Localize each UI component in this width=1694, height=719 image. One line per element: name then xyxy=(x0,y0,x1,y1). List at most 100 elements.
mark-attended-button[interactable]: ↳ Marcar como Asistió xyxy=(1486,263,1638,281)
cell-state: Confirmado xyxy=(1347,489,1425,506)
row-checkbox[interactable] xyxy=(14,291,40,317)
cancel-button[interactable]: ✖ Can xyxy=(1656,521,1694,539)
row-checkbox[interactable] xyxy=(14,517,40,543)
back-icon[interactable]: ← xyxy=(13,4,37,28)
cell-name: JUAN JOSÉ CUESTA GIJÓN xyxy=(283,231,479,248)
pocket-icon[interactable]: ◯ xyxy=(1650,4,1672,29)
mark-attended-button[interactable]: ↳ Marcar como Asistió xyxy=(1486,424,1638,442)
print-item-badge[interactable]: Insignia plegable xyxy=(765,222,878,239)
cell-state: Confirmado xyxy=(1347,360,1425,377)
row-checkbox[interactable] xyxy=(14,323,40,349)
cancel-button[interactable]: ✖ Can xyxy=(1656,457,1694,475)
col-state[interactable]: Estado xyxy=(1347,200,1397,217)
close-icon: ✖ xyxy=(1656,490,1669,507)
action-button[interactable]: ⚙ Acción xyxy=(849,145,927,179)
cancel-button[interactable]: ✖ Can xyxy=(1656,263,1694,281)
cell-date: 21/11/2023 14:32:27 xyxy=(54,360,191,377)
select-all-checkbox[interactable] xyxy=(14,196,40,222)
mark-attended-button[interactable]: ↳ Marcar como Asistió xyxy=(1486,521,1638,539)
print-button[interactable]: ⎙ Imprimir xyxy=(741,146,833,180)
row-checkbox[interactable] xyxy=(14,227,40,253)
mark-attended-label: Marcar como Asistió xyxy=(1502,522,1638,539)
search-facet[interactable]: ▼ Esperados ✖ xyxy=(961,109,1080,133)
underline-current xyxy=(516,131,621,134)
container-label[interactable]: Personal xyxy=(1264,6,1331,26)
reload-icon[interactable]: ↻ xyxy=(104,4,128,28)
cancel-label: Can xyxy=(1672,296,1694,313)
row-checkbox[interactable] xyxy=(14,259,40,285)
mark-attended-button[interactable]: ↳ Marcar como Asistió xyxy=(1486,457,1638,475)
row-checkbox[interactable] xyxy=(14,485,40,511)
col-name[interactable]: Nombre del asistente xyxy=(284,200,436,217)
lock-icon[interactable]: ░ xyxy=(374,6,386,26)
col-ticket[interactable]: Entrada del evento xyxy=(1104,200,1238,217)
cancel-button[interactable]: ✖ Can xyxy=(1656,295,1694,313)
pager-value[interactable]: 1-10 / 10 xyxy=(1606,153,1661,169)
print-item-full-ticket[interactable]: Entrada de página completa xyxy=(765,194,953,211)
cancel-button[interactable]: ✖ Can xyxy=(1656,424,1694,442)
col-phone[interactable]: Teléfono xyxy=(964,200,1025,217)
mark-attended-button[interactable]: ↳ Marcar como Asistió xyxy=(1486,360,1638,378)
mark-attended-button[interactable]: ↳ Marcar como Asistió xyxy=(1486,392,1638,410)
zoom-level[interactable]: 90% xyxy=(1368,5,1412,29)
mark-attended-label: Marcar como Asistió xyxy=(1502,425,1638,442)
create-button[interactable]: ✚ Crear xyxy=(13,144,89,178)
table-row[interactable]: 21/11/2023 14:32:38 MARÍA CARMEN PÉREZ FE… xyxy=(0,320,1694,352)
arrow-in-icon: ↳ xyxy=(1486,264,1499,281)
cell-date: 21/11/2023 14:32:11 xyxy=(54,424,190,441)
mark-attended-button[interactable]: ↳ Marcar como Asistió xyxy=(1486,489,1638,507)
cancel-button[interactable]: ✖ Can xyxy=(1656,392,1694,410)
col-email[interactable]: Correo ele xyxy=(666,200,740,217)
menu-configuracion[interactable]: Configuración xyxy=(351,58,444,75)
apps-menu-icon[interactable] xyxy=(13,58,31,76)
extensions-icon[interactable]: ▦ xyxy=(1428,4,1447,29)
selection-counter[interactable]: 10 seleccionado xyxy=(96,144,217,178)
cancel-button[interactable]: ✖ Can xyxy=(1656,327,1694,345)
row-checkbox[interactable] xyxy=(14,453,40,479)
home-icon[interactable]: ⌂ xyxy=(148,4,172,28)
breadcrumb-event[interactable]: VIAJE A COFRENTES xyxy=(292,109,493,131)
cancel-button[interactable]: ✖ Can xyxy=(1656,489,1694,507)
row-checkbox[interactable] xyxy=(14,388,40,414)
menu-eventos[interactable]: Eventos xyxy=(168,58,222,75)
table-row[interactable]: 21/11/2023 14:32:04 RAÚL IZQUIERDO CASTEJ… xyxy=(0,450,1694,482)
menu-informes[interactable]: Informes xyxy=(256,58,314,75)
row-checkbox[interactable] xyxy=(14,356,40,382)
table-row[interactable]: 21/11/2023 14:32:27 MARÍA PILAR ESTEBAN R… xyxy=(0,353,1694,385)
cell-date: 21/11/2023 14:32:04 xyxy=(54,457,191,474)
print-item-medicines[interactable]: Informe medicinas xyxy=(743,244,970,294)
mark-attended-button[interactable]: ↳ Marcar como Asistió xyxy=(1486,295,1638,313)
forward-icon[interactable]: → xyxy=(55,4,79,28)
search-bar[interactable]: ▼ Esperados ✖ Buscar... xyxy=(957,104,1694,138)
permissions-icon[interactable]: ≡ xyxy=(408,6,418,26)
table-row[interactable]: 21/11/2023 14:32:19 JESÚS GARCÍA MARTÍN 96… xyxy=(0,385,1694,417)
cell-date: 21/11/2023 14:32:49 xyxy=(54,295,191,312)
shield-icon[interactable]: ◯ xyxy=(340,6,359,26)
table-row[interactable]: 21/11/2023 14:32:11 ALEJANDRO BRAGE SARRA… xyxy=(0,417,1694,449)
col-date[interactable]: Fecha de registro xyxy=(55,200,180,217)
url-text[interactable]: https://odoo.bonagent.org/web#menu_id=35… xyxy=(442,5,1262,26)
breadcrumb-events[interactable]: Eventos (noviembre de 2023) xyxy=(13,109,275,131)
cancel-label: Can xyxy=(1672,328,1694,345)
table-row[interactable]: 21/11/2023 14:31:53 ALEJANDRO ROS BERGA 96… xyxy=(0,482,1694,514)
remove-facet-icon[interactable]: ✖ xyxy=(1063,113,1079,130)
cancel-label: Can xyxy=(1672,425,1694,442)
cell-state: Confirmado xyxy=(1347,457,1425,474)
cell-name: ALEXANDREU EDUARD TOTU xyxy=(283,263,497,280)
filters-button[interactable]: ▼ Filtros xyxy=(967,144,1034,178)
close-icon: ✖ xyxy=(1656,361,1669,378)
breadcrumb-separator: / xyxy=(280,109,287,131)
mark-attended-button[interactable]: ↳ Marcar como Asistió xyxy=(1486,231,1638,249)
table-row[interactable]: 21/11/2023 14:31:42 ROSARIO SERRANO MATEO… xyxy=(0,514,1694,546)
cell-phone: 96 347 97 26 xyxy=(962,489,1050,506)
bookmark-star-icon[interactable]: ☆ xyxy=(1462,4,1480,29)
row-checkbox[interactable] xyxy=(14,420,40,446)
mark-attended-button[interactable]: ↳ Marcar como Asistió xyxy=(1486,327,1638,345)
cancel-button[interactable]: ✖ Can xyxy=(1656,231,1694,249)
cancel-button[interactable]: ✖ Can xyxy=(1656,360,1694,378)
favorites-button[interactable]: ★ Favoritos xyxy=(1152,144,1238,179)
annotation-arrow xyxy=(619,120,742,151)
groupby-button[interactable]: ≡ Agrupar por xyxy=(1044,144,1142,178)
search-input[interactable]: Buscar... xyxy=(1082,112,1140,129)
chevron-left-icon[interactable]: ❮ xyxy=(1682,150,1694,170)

★ ★ ★

Extrayez, s'il vous plaît, chaque ligne des enregistrements ci-dessus qui contient la chaîne « Entrada ». Tenez compte de la casse.

= RÉPONSE =
col-ticket[interactable]: Entrada del evento xyxy=(1104,200,1238,217)
print-item-full-ticket[interactable]: Entrada de página completa xyxy=(765,194,953,211)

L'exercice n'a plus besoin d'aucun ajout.